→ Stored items
§ §

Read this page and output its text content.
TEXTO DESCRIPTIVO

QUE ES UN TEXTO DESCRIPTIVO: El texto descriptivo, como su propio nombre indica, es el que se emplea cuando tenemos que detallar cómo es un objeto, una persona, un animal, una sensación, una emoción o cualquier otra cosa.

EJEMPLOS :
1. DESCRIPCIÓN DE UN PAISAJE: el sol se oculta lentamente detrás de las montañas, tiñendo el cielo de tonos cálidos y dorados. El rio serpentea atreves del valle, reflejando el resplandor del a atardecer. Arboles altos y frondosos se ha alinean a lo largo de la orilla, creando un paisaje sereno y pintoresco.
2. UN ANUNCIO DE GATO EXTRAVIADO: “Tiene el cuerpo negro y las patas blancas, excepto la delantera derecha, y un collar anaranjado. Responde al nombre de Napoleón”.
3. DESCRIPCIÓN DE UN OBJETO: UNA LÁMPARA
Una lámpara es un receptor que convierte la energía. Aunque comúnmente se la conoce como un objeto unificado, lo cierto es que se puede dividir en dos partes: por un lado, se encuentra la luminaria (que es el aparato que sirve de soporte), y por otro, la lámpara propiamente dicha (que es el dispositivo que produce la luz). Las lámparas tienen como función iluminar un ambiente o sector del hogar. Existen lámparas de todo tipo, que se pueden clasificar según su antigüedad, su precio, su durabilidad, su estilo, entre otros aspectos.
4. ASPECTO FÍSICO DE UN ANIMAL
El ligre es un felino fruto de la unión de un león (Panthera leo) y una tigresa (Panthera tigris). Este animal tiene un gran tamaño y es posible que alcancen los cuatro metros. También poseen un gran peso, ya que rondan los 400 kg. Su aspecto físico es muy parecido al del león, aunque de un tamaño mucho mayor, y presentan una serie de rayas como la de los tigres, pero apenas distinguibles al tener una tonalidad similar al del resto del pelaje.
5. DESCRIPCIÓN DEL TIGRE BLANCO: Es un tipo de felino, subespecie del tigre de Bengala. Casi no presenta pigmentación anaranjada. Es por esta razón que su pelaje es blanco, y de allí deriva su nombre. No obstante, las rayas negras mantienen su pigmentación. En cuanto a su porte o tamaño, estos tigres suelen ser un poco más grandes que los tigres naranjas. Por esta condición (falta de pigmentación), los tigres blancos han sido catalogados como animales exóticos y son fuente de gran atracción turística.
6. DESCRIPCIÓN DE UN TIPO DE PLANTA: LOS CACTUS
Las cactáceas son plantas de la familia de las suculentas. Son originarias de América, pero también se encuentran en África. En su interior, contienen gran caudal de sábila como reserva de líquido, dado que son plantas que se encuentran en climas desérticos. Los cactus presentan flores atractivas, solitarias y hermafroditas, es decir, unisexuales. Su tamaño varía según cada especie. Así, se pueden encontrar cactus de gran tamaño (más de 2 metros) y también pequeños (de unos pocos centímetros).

§ §

→ Exercise instructions
From the entries, report each line that includes the word "según".

→ Result for this task
Una lámpara es un receptor que convierte la energía. Aunque comúnmente se la conoce como un objeto unificado, lo cierto es que se puede dividir en dos partes: por un lado, se encuentra la luminaria (que es el aparato que sirve de soporte), y por otro, la lámpara propiamente dicha (que es el dispositivo que produce la luz). Las lámparas tienen como función iluminar un ambiente o sector del hogar. Existen lámparas de todo tipo, que se pueden clasificar según su antigüedad, su precio, su durabilidad, su estilo, entre otros aspectos.
Las cactáceas son plantas de la familia de las suculentas. Son originarias de América, pero también se encuentran en África. En su interior, contienen gran caudal de sábila como reserva de líquido, dado que son plantas que se encuentran en climas desérticos. Los cactus presentan flores atractivas, solitarias y hermafroditas, es decir, unisexuales. Su tamaño varía según cada especie. Así, se pueden encontrar cactus de gran tamaño (más de 2 metros) y también pequeños (de unos pocos centímetros).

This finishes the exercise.